## Begin MATERIAL

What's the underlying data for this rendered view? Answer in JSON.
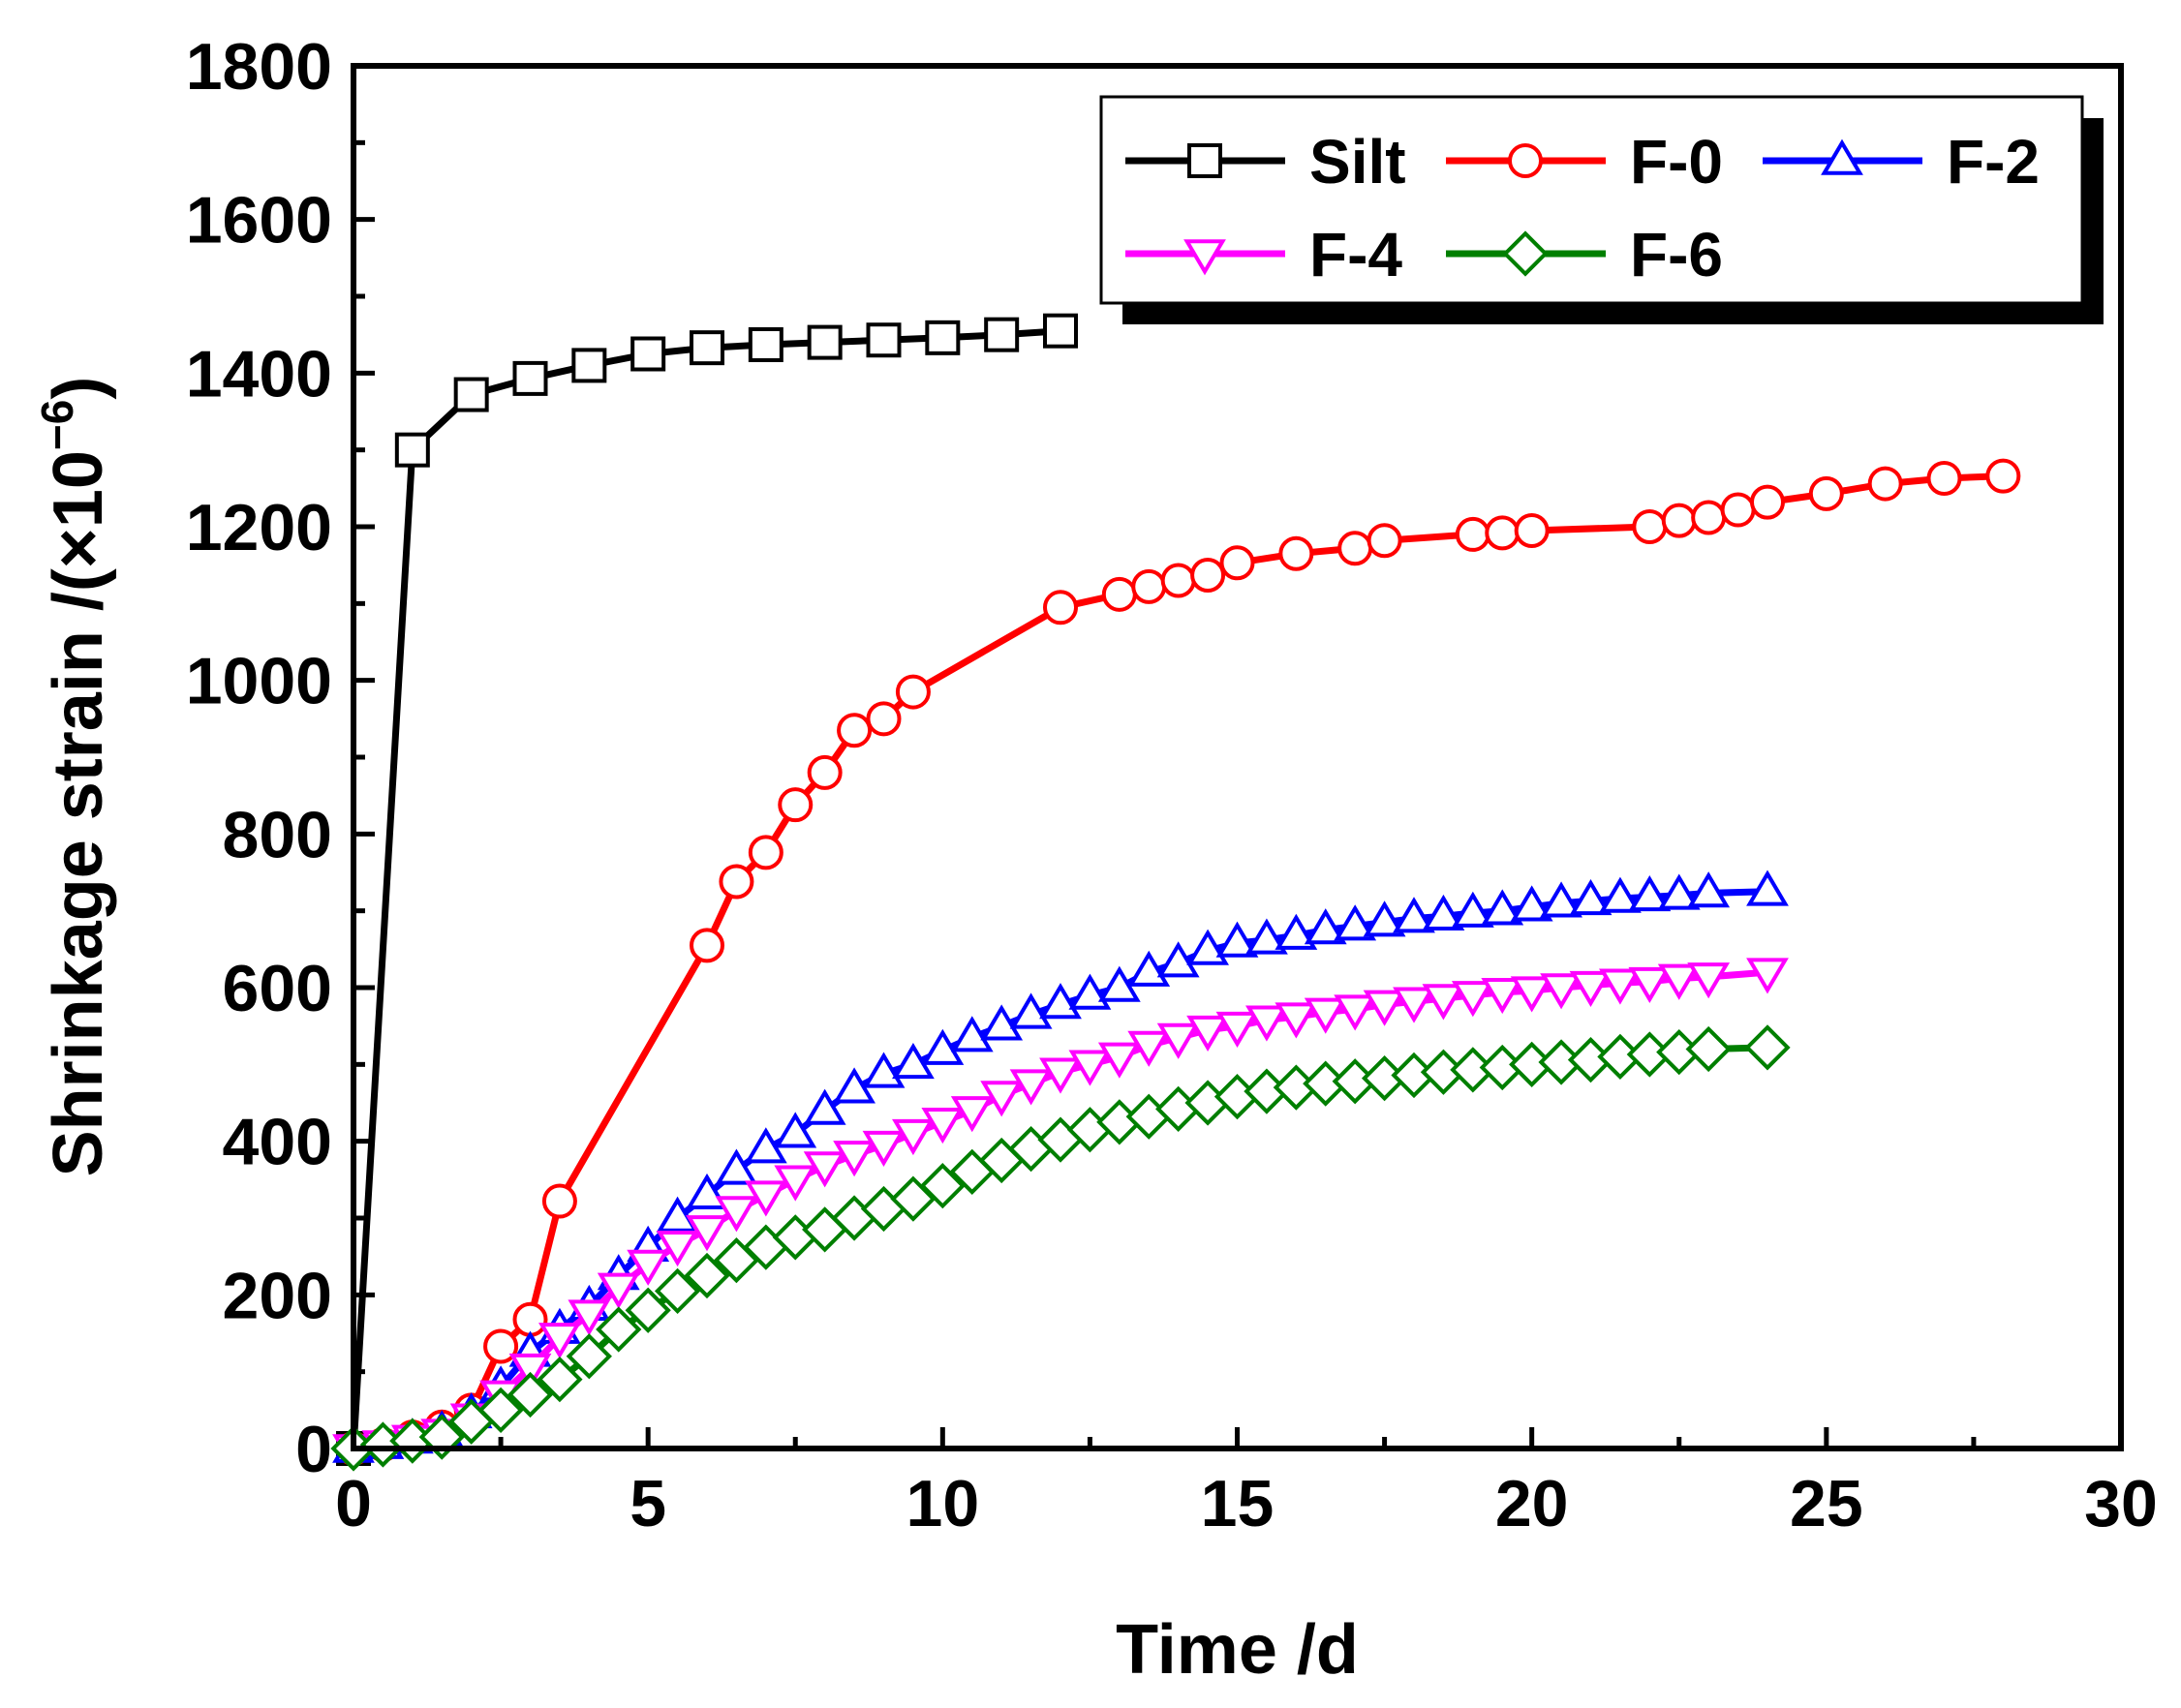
{
  "chart_data": {
    "type": "line",
    "xlabel": "Time /d",
    "ylabel": "Shrinkage strain /(×10",
    "ylabel_exp": "−6",
    "ylabel_close": ")",
    "xlim": [
      0,
      30
    ],
    "ylim": [
      0,
      1800
    ],
    "x_ticks": [
      "0",
      "5",
      "10",
      "15",
      "20",
      "25",
      "30"
    ],
    "y_ticks": [
      "0",
      "200",
      "400",
      "600",
      "800",
      "1000",
      "1200",
      "1400",
      "1600",
      "1800"
    ],
    "grid": false,
    "legend_position": "top-right",
    "series": [
      {
        "name": "Silt",
        "color": "#000000",
        "marker": "square",
        "points": [
          [
            0,
            0
          ],
          [
            1,
            1300
          ],
          [
            2,
            1372
          ],
          [
            3,
            1393
          ],
          [
            4,
            1410
          ],
          [
            5,
            1425
          ],
          [
            6,
            1433
          ],
          [
            7,
            1437
          ],
          [
            8,
            1440
          ],
          [
            9,
            1443
          ],
          [
            10,
            1446
          ],
          [
            11,
            1450
          ],
          [
            12,
            1455
          ]
        ]
      },
      {
        "name": "F-0",
        "color": "#ff0000",
        "marker": "circle",
        "points": [
          [
            0,
            0
          ],
          [
            0.5,
            5
          ],
          [
            1,
            15
          ],
          [
            1.5,
            28
          ],
          [
            2,
            50
          ],
          [
            2.5,
            133
          ],
          [
            3,
            168
          ],
          [
            3.5,
            322
          ],
          [
            6,
            655
          ],
          [
            6.5,
            738
          ],
          [
            7,
            776
          ],
          [
            7.5,
            838
          ],
          [
            8,
            880
          ],
          [
            8.5,
            935
          ],
          [
            9,
            950
          ],
          [
            9.5,
            985
          ],
          [
            12,
            1095
          ],
          [
            13,
            1112
          ],
          [
            13.5,
            1122
          ],
          [
            14,
            1130
          ],
          [
            14.5,
            1137
          ],
          [
            15,
            1153
          ],
          [
            16,
            1165
          ],
          [
            17,
            1172
          ],
          [
            17.5,
            1182
          ],
          [
            19,
            1190
          ],
          [
            19.5,
            1192
          ],
          [
            20,
            1195
          ],
          [
            22,
            1200
          ],
          [
            22.5,
            1208
          ],
          [
            23,
            1212
          ],
          [
            23.5,
            1222
          ],
          [
            24,
            1232
          ],
          [
            25,
            1243
          ],
          [
            26,
            1256
          ],
          [
            27,
            1263
          ],
          [
            28,
            1266
          ]
        ]
      },
      {
        "name": "F-2",
        "color": "#0000ff",
        "marker": "triangle-up",
        "points": [
          [
            0,
            0
          ],
          [
            0.5,
            5
          ],
          [
            1,
            12
          ],
          [
            1.5,
            22
          ],
          [
            2,
            45
          ],
          [
            2.5,
            80
          ],
          [
            3,
            125
          ],
          [
            3.5,
            155
          ],
          [
            4,
            185
          ],
          [
            4.5,
            225
          ],
          [
            5,
            262
          ],
          [
            5.5,
            300
          ],
          [
            6,
            330
          ],
          [
            6.5,
            362
          ],
          [
            7,
            390
          ],
          [
            7.5,
            410
          ],
          [
            8,
            440
          ],
          [
            8.5,
            468
          ],
          [
            9,
            488
          ],
          [
            9.5,
            500
          ],
          [
            10,
            518
          ],
          [
            10.5,
            535
          ],
          [
            11,
            550
          ],
          [
            11.5,
            565
          ],
          [
            12,
            578
          ],
          [
            12.5,
            590
          ],
          [
            13,
            600
          ],
          [
            13.5,
            620
          ],
          [
            14,
            632
          ],
          [
            14.5,
            648
          ],
          [
            15,
            658
          ],
          [
            15.5,
            662
          ],
          [
            16,
            668
          ],
          [
            16.5,
            675
          ],
          [
            17,
            680
          ],
          [
            17.5,
            685
          ],
          [
            18,
            690
          ],
          [
            18.5,
            693
          ],
          [
            19,
            697
          ],
          [
            19.5,
            700
          ],
          [
            20,
            705
          ],
          [
            20.5,
            710
          ],
          [
            21,
            713
          ],
          [
            21.5,
            716
          ],
          [
            22,
            718
          ],
          [
            22.5,
            720
          ],
          [
            23,
            723
          ],
          [
            24,
            725
          ]
        ]
      },
      {
        "name": "F-4",
        "color": "#ff00ff",
        "marker": "triangle-down",
        "points": [
          [
            0,
            0
          ],
          [
            0.5,
            5
          ],
          [
            1,
            12
          ],
          [
            1.5,
            20
          ],
          [
            2,
            40
          ],
          [
            2.5,
            70
          ],
          [
            3,
            105
          ],
          [
            3.5,
            145
          ],
          [
            4,
            175
          ],
          [
            4.5,
            210
          ],
          [
            5,
            240
          ],
          [
            5.5,
            265
          ],
          [
            6,
            285
          ],
          [
            6.5,
            310
          ],
          [
            7,
            330
          ],
          [
            7.5,
            350
          ],
          [
            8,
            368
          ],
          [
            8.5,
            382
          ],
          [
            9,
            395
          ],
          [
            9.5,
            410
          ],
          [
            10,
            425
          ],
          [
            10.5,
            440
          ],
          [
            11,
            460
          ],
          [
            11.5,
            475
          ],
          [
            12,
            490
          ],
          [
            12.5,
            500
          ],
          [
            13,
            510
          ],
          [
            13.5,
            525
          ],
          [
            14,
            535
          ],
          [
            14.5,
            545
          ],
          [
            15,
            550
          ],
          [
            15.5,
            558
          ],
          [
            16,
            562
          ],
          [
            16.5,
            568
          ],
          [
            17,
            572
          ],
          [
            17.5,
            578
          ],
          [
            18,
            582
          ],
          [
            18.5,
            586
          ],
          [
            19,
            590
          ],
          [
            19.5,
            594
          ],
          [
            20,
            596
          ],
          [
            20.5,
            600
          ],
          [
            21,
            603
          ],
          [
            21.5,
            606
          ],
          [
            22,
            608
          ],
          [
            22.5,
            612
          ],
          [
            23,
            614
          ],
          [
            24,
            620
          ]
        ]
      },
      {
        "name": "F-6",
        "color": "#007f00",
        "marker": "diamond",
        "points": [
          [
            0,
            0
          ],
          [
            0.5,
            5
          ],
          [
            1,
            10
          ],
          [
            1.5,
            15
          ],
          [
            2,
            35
          ],
          [
            2.5,
            50
          ],
          [
            3,
            70
          ],
          [
            3.5,
            90
          ],
          [
            4,
            120
          ],
          [
            4.5,
            155
          ],
          [
            5,
            180
          ],
          [
            5.5,
            205
          ],
          [
            6,
            225
          ],
          [
            6.5,
            245
          ],
          [
            7,
            262
          ],
          [
            7.5,
            275
          ],
          [
            8,
            285
          ],
          [
            8.5,
            300
          ],
          [
            9,
            312
          ],
          [
            9.5,
            325
          ],
          [
            10,
            342
          ],
          [
            10.5,
            360
          ],
          [
            11,
            375
          ],
          [
            11.5,
            390
          ],
          [
            12,
            402
          ],
          [
            12.5,
            415
          ],
          [
            13,
            425
          ],
          [
            13.5,
            432
          ],
          [
            14,
            442
          ],
          [
            14.5,
            450
          ],
          [
            15,
            458
          ],
          [
            15.5,
            465
          ],
          [
            16,
            470
          ],
          [
            16.5,
            475
          ],
          [
            17,
            478
          ],
          [
            17.5,
            482
          ],
          [
            18,
            486
          ],
          [
            18.5,
            490
          ],
          [
            19,
            493
          ],
          [
            19.5,
            496
          ],
          [
            20,
            500
          ],
          [
            20.5,
            503
          ],
          [
            21,
            506
          ],
          [
            21.5,
            510
          ],
          [
            22,
            513
          ],
          [
            22.5,
            516
          ],
          [
            23,
            520
          ],
          [
            24,
            522
          ]
        ]
      }
    ]
  }
}
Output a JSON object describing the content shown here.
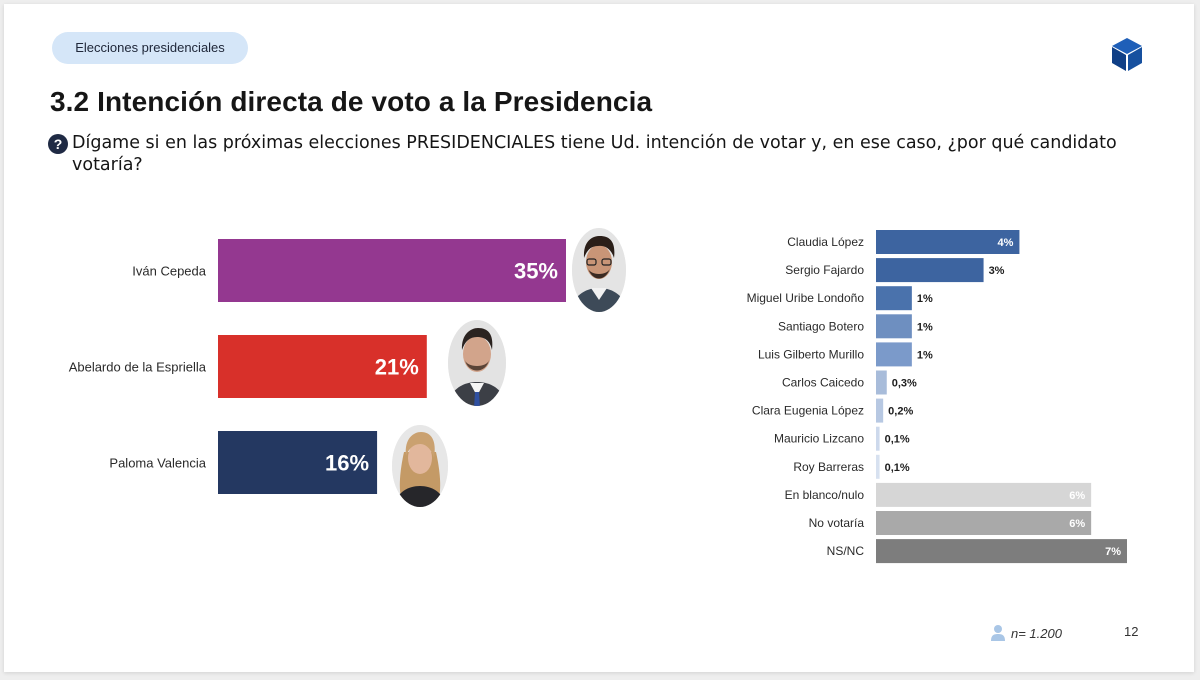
{
  "header": {
    "section_pill": "Elecciones presidenciales",
    "title": "3.2 Intención directa de voto a la Presidencia",
    "question": "Dígame si en las próximas elecciones PRESIDENCIALES tiene Ud. intención de votar y, en ese caso, ¿por qué candidato votaría?",
    "question_icon": "?"
  },
  "footer": {
    "sample": "n= 1.200",
    "page": "12"
  },
  "chart_data": [
    {
      "type": "bar",
      "orientation": "horizontal",
      "categories": [
        "Iván Cepeda",
        "Abelardo de la Espriella",
        "Paloma Valencia"
      ],
      "values": [
        35,
        21,
        16
      ],
      "labels": [
        "35%",
        "21%",
        "16%"
      ],
      "colors": [
        "#943890",
        "#d8302a",
        "#243861"
      ],
      "xlim": [
        0,
        35
      ],
      "grid": false,
      "photos": [
        "candidate-photo-cepeda",
        "candidate-photo-espriella",
        "candidate-photo-valencia"
      ]
    },
    {
      "type": "bar",
      "orientation": "horizontal",
      "categories": [
        "Claudia López",
        "Sergio Fajardo",
        "Miguel Uribe Londoño",
        "Santiago Botero",
        "Luis Gilberto Murillo",
        "Carlos Caicedo",
        "Clara Eugenia López",
        "Mauricio Lizcano",
        "Roy Barreras",
        "En blanco/nulo",
        "No votaría",
        "NS/NC"
      ],
      "values": [
        4,
        3,
        1,
        1,
        1,
        0.3,
        0.2,
        0.1,
        0.1,
        6,
        6,
        7
      ],
      "labels": [
        "4%",
        "3%",
        "1%",
        "1%",
        "1%",
        "0,3%",
        "0,2%",
        "0,1%",
        "0,1%",
        "6%",
        "6%",
        "7%"
      ],
      "colors": [
        "#3d64a0",
        "#3d64a0",
        "#4a72ac",
        "#6e8fc0",
        "#7b9aca",
        "#a8bcda",
        "#b7c8e2",
        "#cdd9ec",
        "#d7e1f0",
        "#d6d6d6",
        "#a9a9a9",
        "#7d7d7d"
      ],
      "label_inside": [
        true,
        false,
        false,
        false,
        false,
        false,
        false,
        false,
        false,
        true,
        true,
        true
      ],
      "xlim": [
        0,
        7
      ],
      "grid": false
    }
  ]
}
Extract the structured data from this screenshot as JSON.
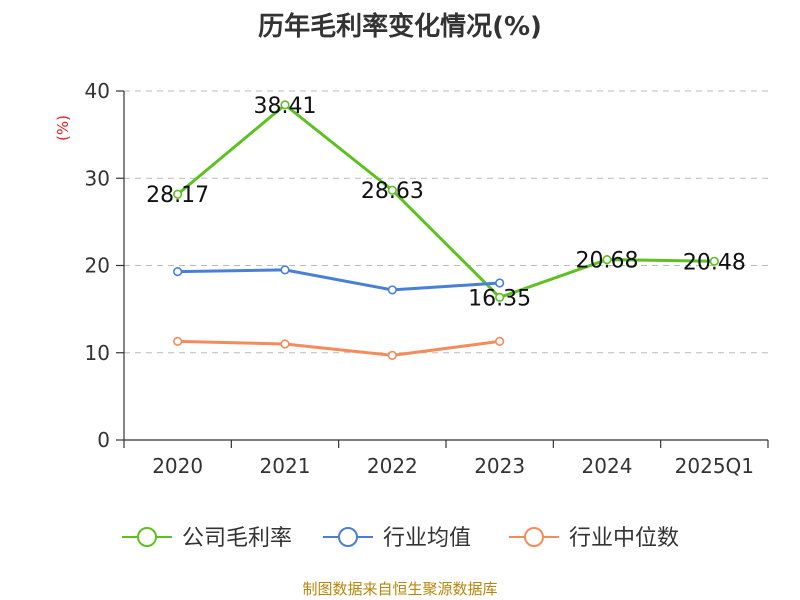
{
  "chart_data": {
    "type": "line",
    "title": "历年毛利率变化情况(%)",
    "ylabel": "(%)",
    "xlabel": "",
    "categories": [
      "2020",
      "2021",
      "2022",
      "2023",
      "2024",
      "2025Q1"
    ],
    "ylim": [
      0,
      40
    ],
    "yticks": [
      "0",
      "10",
      "20",
      "30",
      "40"
    ],
    "grid": "dashed horizontal",
    "legend_position": "bottom",
    "series": [
      {
        "name": "公司毛利率",
        "color": "#5cc121",
        "values": [
          28.17,
          38.41,
          28.63,
          16.35,
          20.68,
          20.48
        ],
        "labels": [
          "28.17",
          "38.41",
          "28.63",
          "16.35",
          "20.68",
          "20.48"
        ]
      },
      {
        "name": "行业均值",
        "color": "#4a7fd8",
        "values": [
          19.3,
          19.5,
          17.2,
          18.0,
          null,
          null
        ]
      },
      {
        "name": "行业中位数",
        "color": "#f48b5a",
        "values": [
          11.3,
          11.0,
          9.7,
          11.3,
          null,
          null
        ]
      }
    ]
  },
  "source": "制图数据来自恒生聚源数据库"
}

## End MATERIAL

→ **SHORT EXERCISE**
Give again exactly the lines from the one holding "Extract the structured" to the final line of the records, both ends included; any pictures stay out.

→ **RESULT**
Extract the structured data from this screenshot as JSON.
{
  "chart_data": {
    "type": "line",
    "title": "历年毛利率变化情况(%)",
    "ylabel": "(%)",
    "xlabel": "",
    "categories": [
      "2020",
      "2021",
      "2022",
      "2023",
      "2024",
      "2025Q1"
    ],
    "ylim": [
      0,
      40
    ],
    "yticks": [
      "0",
      "10",
      "20",
      "30",
      "40"
    ],
    "grid": "dashed horizontal",
    "legend_position": "bottom",
    "series": [
      {
        "name": "公司毛利率",
        "color": "#5cc121",
        "values": [
          28.17,
          38.41,
          28.63,
          16.35,
          20.68,
          20.48
        ],
        "labels": [
          "28.17",
          "38.41",
          "28.63",
          "16.35",
          "20.68",
          "20.48"
        ]
      },
      {
        "name": "行业均值",
        "color": "#4a7fd8",
        "values": [
          19.3,
          19.5,
          17.2,
          18.0,
          null,
          null
        ]
      },
      {
        "name": "行业中位数",
        "color": "#f48b5a",
        "values": [
          11.3,
          11.0,
          9.7,
          11.3,
          null,
          null
        ]
      }
    ]
  },
  "source": "制图数据来自恒生聚源数据库"
}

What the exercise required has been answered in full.